***** Data entries *****

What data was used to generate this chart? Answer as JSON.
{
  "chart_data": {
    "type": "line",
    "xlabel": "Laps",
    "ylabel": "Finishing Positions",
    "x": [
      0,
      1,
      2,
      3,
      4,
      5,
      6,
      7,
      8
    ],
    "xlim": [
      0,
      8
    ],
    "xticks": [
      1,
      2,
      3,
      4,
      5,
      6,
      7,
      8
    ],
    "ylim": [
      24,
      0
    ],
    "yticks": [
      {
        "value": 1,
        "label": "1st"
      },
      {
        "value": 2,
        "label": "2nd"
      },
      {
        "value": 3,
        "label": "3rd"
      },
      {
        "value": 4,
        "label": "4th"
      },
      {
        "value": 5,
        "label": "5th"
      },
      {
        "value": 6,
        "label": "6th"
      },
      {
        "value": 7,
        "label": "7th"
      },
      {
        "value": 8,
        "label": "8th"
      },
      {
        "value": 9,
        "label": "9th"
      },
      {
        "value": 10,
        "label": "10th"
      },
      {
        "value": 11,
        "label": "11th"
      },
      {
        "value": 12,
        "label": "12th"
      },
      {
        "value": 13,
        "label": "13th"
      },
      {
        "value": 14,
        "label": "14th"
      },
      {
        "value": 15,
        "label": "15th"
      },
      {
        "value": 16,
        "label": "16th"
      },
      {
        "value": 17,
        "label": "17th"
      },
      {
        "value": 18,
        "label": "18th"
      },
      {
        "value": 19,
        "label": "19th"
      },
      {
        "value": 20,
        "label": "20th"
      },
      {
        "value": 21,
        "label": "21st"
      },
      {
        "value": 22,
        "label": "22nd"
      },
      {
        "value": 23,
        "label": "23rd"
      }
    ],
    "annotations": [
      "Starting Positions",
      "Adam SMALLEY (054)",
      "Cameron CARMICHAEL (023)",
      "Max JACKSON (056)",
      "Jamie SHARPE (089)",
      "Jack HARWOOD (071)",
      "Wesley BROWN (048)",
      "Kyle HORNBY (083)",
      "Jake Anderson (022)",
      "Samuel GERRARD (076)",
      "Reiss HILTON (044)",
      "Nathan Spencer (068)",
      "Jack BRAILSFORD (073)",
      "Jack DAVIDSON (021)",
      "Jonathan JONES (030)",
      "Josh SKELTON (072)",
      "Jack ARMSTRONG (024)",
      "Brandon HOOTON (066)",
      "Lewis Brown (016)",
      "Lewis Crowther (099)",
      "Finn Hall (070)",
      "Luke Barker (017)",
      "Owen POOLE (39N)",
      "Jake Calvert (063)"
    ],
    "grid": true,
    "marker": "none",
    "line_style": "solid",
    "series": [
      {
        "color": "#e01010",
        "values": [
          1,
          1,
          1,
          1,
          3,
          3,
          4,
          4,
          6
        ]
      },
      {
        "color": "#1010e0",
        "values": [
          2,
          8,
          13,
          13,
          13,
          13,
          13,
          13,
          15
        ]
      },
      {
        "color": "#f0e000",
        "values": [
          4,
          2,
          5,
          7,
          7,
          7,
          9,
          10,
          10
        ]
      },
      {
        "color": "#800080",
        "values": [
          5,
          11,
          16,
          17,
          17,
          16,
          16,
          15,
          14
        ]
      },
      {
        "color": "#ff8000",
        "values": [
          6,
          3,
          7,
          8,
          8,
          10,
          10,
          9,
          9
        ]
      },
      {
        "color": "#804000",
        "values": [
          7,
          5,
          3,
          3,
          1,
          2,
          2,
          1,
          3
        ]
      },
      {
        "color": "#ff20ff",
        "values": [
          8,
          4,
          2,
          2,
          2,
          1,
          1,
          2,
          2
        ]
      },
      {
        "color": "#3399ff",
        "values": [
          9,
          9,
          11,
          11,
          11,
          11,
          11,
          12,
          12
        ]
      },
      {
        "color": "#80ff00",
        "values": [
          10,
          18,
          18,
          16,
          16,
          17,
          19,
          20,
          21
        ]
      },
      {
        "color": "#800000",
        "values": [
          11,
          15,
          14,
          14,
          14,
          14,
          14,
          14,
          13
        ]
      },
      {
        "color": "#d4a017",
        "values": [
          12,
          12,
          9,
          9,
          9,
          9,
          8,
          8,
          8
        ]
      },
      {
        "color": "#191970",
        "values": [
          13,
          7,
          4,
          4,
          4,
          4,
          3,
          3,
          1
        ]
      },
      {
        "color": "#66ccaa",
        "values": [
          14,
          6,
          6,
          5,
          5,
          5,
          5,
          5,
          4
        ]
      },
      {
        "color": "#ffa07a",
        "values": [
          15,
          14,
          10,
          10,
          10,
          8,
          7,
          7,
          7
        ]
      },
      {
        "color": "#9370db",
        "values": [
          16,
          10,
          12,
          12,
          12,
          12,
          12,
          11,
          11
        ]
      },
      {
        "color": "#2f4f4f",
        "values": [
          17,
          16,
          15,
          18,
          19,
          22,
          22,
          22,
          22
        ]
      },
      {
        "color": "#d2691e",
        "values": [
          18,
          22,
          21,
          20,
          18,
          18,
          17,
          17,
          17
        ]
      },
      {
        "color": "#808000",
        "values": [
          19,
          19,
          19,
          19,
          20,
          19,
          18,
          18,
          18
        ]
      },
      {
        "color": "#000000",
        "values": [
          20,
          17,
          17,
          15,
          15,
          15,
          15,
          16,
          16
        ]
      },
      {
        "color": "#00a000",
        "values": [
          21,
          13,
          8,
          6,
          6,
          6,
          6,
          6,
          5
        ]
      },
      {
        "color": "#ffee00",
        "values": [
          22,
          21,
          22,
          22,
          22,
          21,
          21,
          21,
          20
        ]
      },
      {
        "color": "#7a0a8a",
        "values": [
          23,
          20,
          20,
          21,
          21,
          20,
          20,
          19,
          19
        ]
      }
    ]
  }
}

*****

▸ **Goal**
All of the material above needs to be copied exactly.

▸ **Task response**
What data was used to generate this chart? Answer as JSON.
{
  "chart_data": {
    "type": "line",
    "xlabel": "Laps",
    "ylabel": "Finishing Positions",
    "x": [
      0,
      1,
      2,
      3,
      4,
      5,
      6,
      7,
      8
    ],
    "xlim": [
      0,
      8
    ],
    "xticks": [
      1,
      2,
      3,
      4,
      5,
      6,
      7,
      8
    ],
    "ylim": [
      24,
      0
    ],
    "yticks": [
      {
        "value": 1,
        "label": "1st"
      },
      {
        "value": 2,
        "label": "2nd"
      },
      {
        "value": 3,
        "label": "3rd"
      },
      {
        "value": 4,
        "label": "4th"
      },
      {
        "value": 5,
        "label": "5th"
      },
      {
        "value": 6,
        "label": "6th"
      },
      {
        "value": 7,
        "label": "7th"
      },
      {
        "value": 8,
        "label": "8th"
      },
      {
        "value": 9,
        "label": "9th"
      },
      {
        "value": 10,
        "label": "10th"
      },
      {
        "value": 11,
        "label": "11th"
      },
      {
        "value": 12,
        "label": "12th"
      },
      {
        "value": 13,
        "label": "13th"
      },
      {
        "value": 14,
        "label": "14th"
      },
      {
        "value": 15,
        "label": "15th"
      },
      {
        "value": 16,
        "label": "16th"
      },
      {
        "value": 17,
        "label": "17th"
      },
      {
        "value": 18,
        "label": "18th"
      },
      {
        "value": 19,
        "label": "19th"
      },
      {
        "value": 20,
        "label": "20th"
      },
      {
        "value": 21,
        "label": "21st"
      },
      {
        "value": 22,
        "label": "22nd"
      },
      {
        "value": 23,
        "label": "23rd"
      }
    ],
    "annotations": [
      "Starting Positions",
      "Adam SMALLEY (054)",
      "Cameron CARMICHAEL (023)",
      "Max JACKSON (056)",
      "Jamie SHARPE (089)",
      "Jack HARWOOD (071)",
      "Wesley BROWN (048)",
      "Kyle HORNBY (083)",
      "Jake Anderson (022)",
      "Samuel GERRARD (076)",
      "Reiss HILTON (044)",
      "Nathan Spencer (068)",
      "Jack BRAILSFORD (073)",
      "Jack DAVIDSON (021)",
      "Jonathan JONES (030)",
      "Josh SKELTON (072)",
      "Jack ARMSTRONG (024)",
      "Brandon HOOTON (066)",
      "Lewis Brown (016)",
      "Lewis Crowther (099)",
      "Finn Hall (070)",
      "Luke Barker (017)",
      "Owen POOLE (39N)",
      "Jake Calvert (063)"
    ],
    "grid": true,
    "marker": "none",
    "line_style": "solid",
    "series": [
      {
        "color": "#e01010",
        "values": [
          1,
          1,
          1,
          1,
          3,
          3,
          4,
          4,
          6
        ]
      },
      {
        "color": "#1010e0",
        "values": [
          2,
          8,
          13,
          13,
          13,
          13,
          13,
          13,
          15
        ]
      },
      {
        "color": "#f0e000",
        "values": [
          4,
          2,
          5,
          7,
          7,
          7,
          9,
          10,
          10
        ]
      },
      {
        "color": "#800080",
        "values": [
          5,
          11,
          16,
          17,
          17,
          16,
          16,
          15,
          14
        ]
      },
      {
        "color": "#ff8000",
        "values": [
          6,
          3,
          7,
          8,
          8,
          10,
          10,
          9,
          9
        ]
      },
      {
        "color": "#804000",
        "values": [
          7,
          5,
          3,
          3,
          1,
          2,
          2,
          1,
          3
        ]
      },
      {
        "color": "#ff20ff",
        "values": [
          8,
          4,
          2,
          2,
          2,
          1,
          1,
          2,
          2
        ]
      },
      {
        "color": "#3399ff",
        "values": [
          9,
          9,
          11,
          11,
          11,
          11,
          11,
          12,
          12
        ]
      },
      {
        "color": "#80ff00",
        "values": [
          10,
          18,
          18,
          16,
          16,
          17,
          19,
          20,
          21
        ]
      },
      {
        "color": "#800000",
        "values": [
          11,
          15,
          14,
          14,
          14,
          14,
          14,
          14,
          13
        ]
      },
      {
        "color": "#d4a017",
        "values": [
          12,
          12,
          9,
          9,
          9,
          9,
          8,
          8,
          8
        ]
      },
      {
        "color": "#191970",
        "values": [
          13,
          7,
          4,
          4,
          4,
          4,
          3,
          3,
          1
        ]
      },
      {
        "color": "#66ccaa",
        "values": [
          14,
          6,
          6,
          5,
          5,
          5,
          5,
          5,
          4
        ]
      },
      {
        "color": "#ffa07a",
        "values": [
          15,
          14,
          10,
          10,
          10,
          8,
          7,
          7,
          7
        ]
      },
      {
        "color": "#9370db",
        "values": [
          16,
          10,
          12,
          12,
          12,
          12,
          12,
          11,
          11
        ]
      },
      {
        "color": "#2f4f4f",
        "values": [
          17,
          16,
          15,
          18,
          19,
          22,
          22,
          22,
          22
        ]
      },
      {
        "color": "#d2691e",
        "values": [
          18,
          22,
          21,
          20,
          18,
          18,
          17,
          17,
          17
        ]
      },
      {
        "color": "#808000",
        "values": [
          19,
          19,
          19,
          19,
          20,
          19,
          18,
          18,
          18
        ]
      },
      {
        "color": "#000000",
        "values": [
          20,
          17,
          17,
          15,
          15,
          15,
          15,
          16,
          16
        ]
      },
      {
        "color": "#00a000",
        "values": [
          21,
          13,
          8,
          6,
          6,
          6,
          6,
          6,
          5
        ]
      },
      {
        "color": "#ffee00",
        "values": [
          22,
          21,
          22,
          22,
          22,
          21,
          21,
          21,
          20
        ]
      },
      {
        "color": "#7a0a8a",
        "values": [
          23,
          20,
          20,
          21,
          21,
          20,
          20,
          19,
          19
        ]
      }
    ]
  }
}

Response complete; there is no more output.